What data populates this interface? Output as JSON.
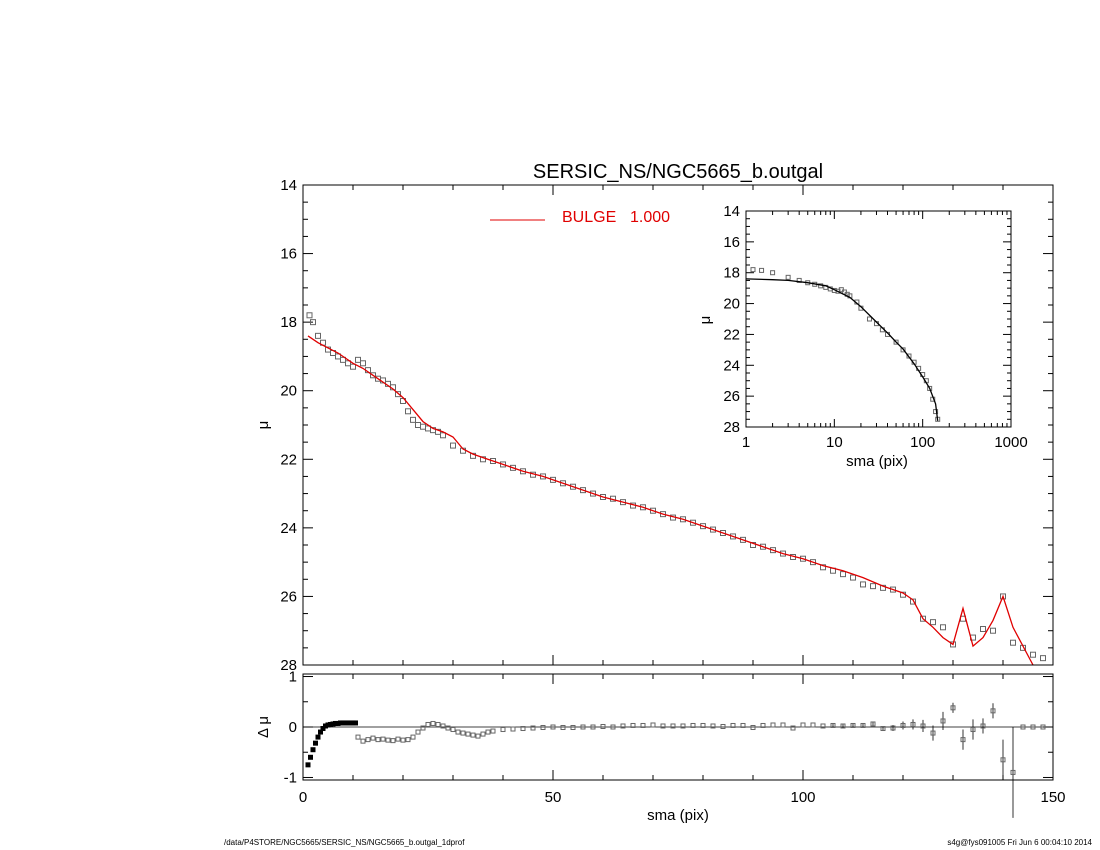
{
  "chart_data": [
    {
      "type": "scatter",
      "panel": "main",
      "title": "SERSIC_NS/NGC5665_b.outgal",
      "xlabel": "sma (pix)",
      "ylabel": "μ",
      "xlim": [
        0,
        150
      ],
      "ylim": [
        28,
        14
      ],
      "y_inverted": true,
      "xticks": [
        0,
        50,
        100,
        150
      ],
      "yticks": [
        14,
        16,
        18,
        20,
        22,
        24,
        26,
        28
      ],
      "legend": {
        "label": "BULGE",
        "value": "1.000",
        "color": "#e00000",
        "placement": "top-center"
      },
      "series": [
        {
          "kind": "points",
          "color": "#666666",
          "marker": "square",
          "x": [
            1.3,
            2,
            3,
            4,
            5,
            6,
            7,
            8,
            9,
            10,
            11,
            12,
            13,
            14,
            15,
            16,
            17,
            18,
            19,
            20,
            21,
            22,
            23,
            24,
            25,
            26,
            27,
            28,
            30,
            32,
            34,
            36,
            38,
            40,
            42,
            44,
            46,
            48,
            50,
            52,
            54,
            56,
            58,
            60,
            62,
            64,
            66,
            68,
            70,
            72,
            74,
            76,
            78,
            80,
            82,
            84,
            86,
            88,
            90,
            92,
            94,
            96,
            98,
            100,
            102,
            104,
            106,
            108,
            110,
            112,
            114,
            116,
            118,
            120,
            122,
            124,
            126,
            128,
            130,
            132,
            134,
            136,
            138,
            140,
            142,
            144,
            146,
            148
          ],
          "y": [
            17.8,
            18.0,
            18.4,
            18.6,
            18.8,
            18.9,
            19.0,
            19.1,
            19.2,
            19.3,
            19.1,
            19.2,
            19.4,
            19.55,
            19.65,
            19.7,
            19.8,
            19.9,
            20.1,
            20.3,
            20.6,
            20.85,
            21.0,
            21.05,
            21.1,
            21.15,
            21.2,
            21.3,
            21.6,
            21.75,
            21.9,
            22.0,
            22.05,
            22.15,
            22.25,
            22.35,
            22.45,
            22.5,
            22.6,
            22.7,
            22.8,
            22.9,
            23.0,
            23.1,
            23.15,
            23.25,
            23.35,
            23.4,
            23.5,
            23.6,
            23.7,
            23.75,
            23.85,
            23.95,
            24.05,
            24.15,
            24.25,
            24.35,
            24.5,
            24.55,
            24.65,
            24.75,
            24.85,
            24.9,
            25.0,
            25.15,
            25.25,
            25.35,
            25.45,
            25.65,
            25.7,
            25.75,
            25.8,
            25.95,
            26.15,
            26.65,
            26.75,
            26.9,
            27.4,
            26.65,
            27.2,
            26.95,
            27.0,
            26.0,
            27.35,
            27.5,
            27.7,
            27.8
          ]
        },
        {
          "kind": "line",
          "name": "BULGE",
          "color": "#e00000",
          "x": [
            1,
            3,
            5,
            7,
            9,
            10,
            12,
            14,
            16,
            18,
            20,
            22,
            24,
            26,
            28,
            30,
            32,
            34,
            36,
            40,
            44,
            48,
            52,
            56,
            60,
            64,
            68,
            72,
            76,
            80,
            84,
            88,
            92,
            96,
            100,
            104,
            108,
            112,
            116,
            120,
            122,
            124,
            126,
            128,
            130,
            132,
            134,
            136,
            138,
            140,
            142,
            146
          ],
          "y": [
            18.4,
            18.6,
            18.75,
            18.9,
            19.1,
            19.2,
            19.35,
            19.55,
            19.75,
            19.95,
            20.2,
            20.55,
            20.9,
            21.1,
            21.2,
            21.35,
            21.7,
            21.85,
            21.95,
            22.15,
            22.35,
            22.5,
            22.7,
            22.9,
            23.1,
            23.25,
            23.4,
            23.6,
            23.75,
            23.95,
            24.15,
            24.35,
            24.55,
            24.75,
            24.9,
            25.1,
            25.25,
            25.45,
            25.7,
            25.9,
            26.1,
            26.65,
            26.9,
            27.2,
            27.4,
            26.35,
            27.45,
            27.2,
            26.7,
            26.0,
            26.9,
            28.0
          ]
        }
      ]
    },
    {
      "type": "line",
      "panel": "inset",
      "xlabel": "sma (pix)",
      "ylabel": "μ",
      "x_scale": "log",
      "xlim": [
        1,
        1000
      ],
      "ylim": [
        28,
        14
      ],
      "y_inverted": true,
      "xticks": [
        1,
        10,
        100,
        1000
      ],
      "yticks": [
        14,
        16,
        18,
        20,
        22,
        24,
        26,
        28
      ],
      "series": [
        {
          "kind": "points",
          "color": "#666666",
          "x": [
            1.2,
            1.5,
            2,
            3,
            4,
            5,
            6,
            7,
            8,
            9,
            10,
            11,
            12,
            13,
            14,
            15,
            18,
            20,
            25,
            30,
            35,
            40,
            50,
            60,
            70,
            80,
            90,
            100,
            110,
            120,
            130,
            140,
            148
          ],
          "y": [
            17.8,
            17.85,
            18.0,
            18.3,
            18.5,
            18.65,
            18.75,
            18.85,
            18.95,
            19.05,
            19.15,
            19.2,
            19.1,
            19.25,
            19.4,
            19.5,
            19.9,
            20.3,
            21.0,
            21.3,
            21.7,
            22.0,
            22.5,
            23.0,
            23.4,
            23.8,
            24.2,
            24.6,
            25.0,
            25.5,
            26.2,
            27.0,
            27.5
          ]
        },
        {
          "kind": "line",
          "color": "#000000",
          "x": [
            1,
            2,
            3,
            5,
            8,
            10,
            15,
            20,
            30,
            40,
            50,
            60,
            80,
            100,
            120,
            140,
            148
          ],
          "y": [
            18.4,
            18.45,
            18.5,
            18.65,
            18.85,
            19.1,
            19.6,
            20.2,
            21.2,
            21.9,
            22.5,
            22.95,
            23.9,
            24.75,
            25.5,
            26.5,
            27.6
          ]
        }
      ]
    },
    {
      "type": "scatter",
      "panel": "residual",
      "xlabel": "sma (pix)",
      "ylabel": "Δ μ",
      "xlim": [
        0,
        150
      ],
      "ylim": [
        -1.05,
        1.05
      ],
      "xticks": [
        0,
        50,
        100,
        150
      ],
      "yticks": [
        -1,
        0,
        1
      ],
      "zero_line": true,
      "series": [
        {
          "kind": "points",
          "color": "#000000",
          "x": [
            1,
            1.5,
            2,
            2.5,
            3,
            3.5,
            4,
            4.5,
            5,
            5.5,
            6,
            6.5,
            7,
            7.5,
            8,
            8.5,
            9,
            9.5,
            10,
            10.5
          ],
          "y": [
            -0.75,
            -0.6,
            -0.45,
            -0.32,
            -0.2,
            -0.1,
            -0.03,
            0.02,
            0.04,
            0.05,
            0.06,
            0.07,
            0.07,
            0.08,
            0.08,
            0.08,
            0.08,
            0.08,
            0.08,
            0.08
          ]
        },
        {
          "kind": "points",
          "color": "#666666",
          "x": [
            11,
            12,
            13,
            14,
            15,
            16,
            17,
            18,
            19,
            20,
            21,
            22,
            23,
            24,
            25,
            26,
            27,
            28,
            29,
            30,
            31,
            32,
            33,
            34,
            35,
            36,
            37,
            38,
            40,
            42,
            44,
            46,
            48,
            50,
            52,
            54,
            56,
            58,
            60,
            62,
            64,
            66,
            68,
            70,
            72,
            74,
            76,
            78,
            80,
            82,
            84,
            86,
            88,
            90,
            92,
            94,
            96,
            98,
            100,
            102,
            104,
            106,
            108,
            110,
            112,
            114,
            116,
            118,
            120,
            122,
            124,
            126,
            128,
            130,
            132,
            134,
            136,
            138,
            140,
            142,
            144,
            146,
            148
          ],
          "y": [
            -0.2,
            -0.28,
            -0.25,
            -0.22,
            -0.25,
            -0.24,
            -0.26,
            -0.27,
            -0.24,
            -0.26,
            -0.25,
            -0.2,
            -0.1,
            -0.02,
            0.05,
            0.07,
            0.05,
            0.02,
            -0.02,
            -0.05,
            -0.1,
            -0.12,
            -0.14,
            -0.16,
            -0.18,
            -0.14,
            -0.1,
            -0.08,
            -0.05,
            -0.04,
            -0.03,
            -0.02,
            -0.01,
            0.0,
            -0.01,
            -0.01,
            0.0,
            0.0,
            0.01,
            0.0,
            0.02,
            0.03,
            0.03,
            0.04,
            0.02,
            0.02,
            0.02,
            0.03,
            0.03,
            0.02,
            0.01,
            0.03,
            0.03,
            -0.01,
            0.03,
            0.04,
            0.04,
            -0.02,
            0.04,
            0.04,
            0.02,
            0.03,
            0.02,
            0.03,
            0.03,
            0.06,
            -0.03,
            -0.02,
            0.03,
            0.05,
            0.02,
            -0.12,
            0.12,
            0.38,
            -0.25,
            -0.05,
            0.02,
            0.32,
            -0.65,
            -0.9,
            0.0,
            0.0,
            0.0
          ],
          "err": [
            0.01,
            0.01,
            0.01,
            0.01,
            0.01,
            0.01,
            0.01,
            0.01,
            0.01,
            0.01,
            0.01,
            0.01,
            0.01,
            0.01,
            0.01,
            0.01,
            0.01,
            0.01,
            0.01,
            0.01,
            0.01,
            0.01,
            0.01,
            0.01,
            0.01,
            0.01,
            0.01,
            0.01,
            0.01,
            0.01,
            0.01,
            0.01,
            0.01,
            0.01,
            0.01,
            0.01,
            0.01,
            0.01,
            0.01,
            0.01,
            0.01,
            0.01,
            0.01,
            0.01,
            0.01,
            0.01,
            0.01,
            0.01,
            0.01,
            0.01,
            0.01,
            0.01,
            0.01,
            0.01,
            0.01,
            0.01,
            0.02,
            0.02,
            0.02,
            0.02,
            0.02,
            0.03,
            0.03,
            0.03,
            0.04,
            0.05,
            0.05,
            0.06,
            0.08,
            0.1,
            0.12,
            0.15,
            0.18,
            0.1,
            0.2,
            0.2,
            0.15,
            0.15,
            0.4,
            0.9,
            0.0,
            0.0,
            0.0
          ]
        }
      ]
    }
  ],
  "footer": {
    "left": "/data/P4STORE/NGC5665/SERSIC_NS/NGC5665_b.outgal_1dprof",
    "right": "s4g@fys091005  Fri Jun  6 00:04:10 2014"
  }
}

------

What you should do:
Give the number of lines above that hold the word "panel", and nothing more.

Final answer:
3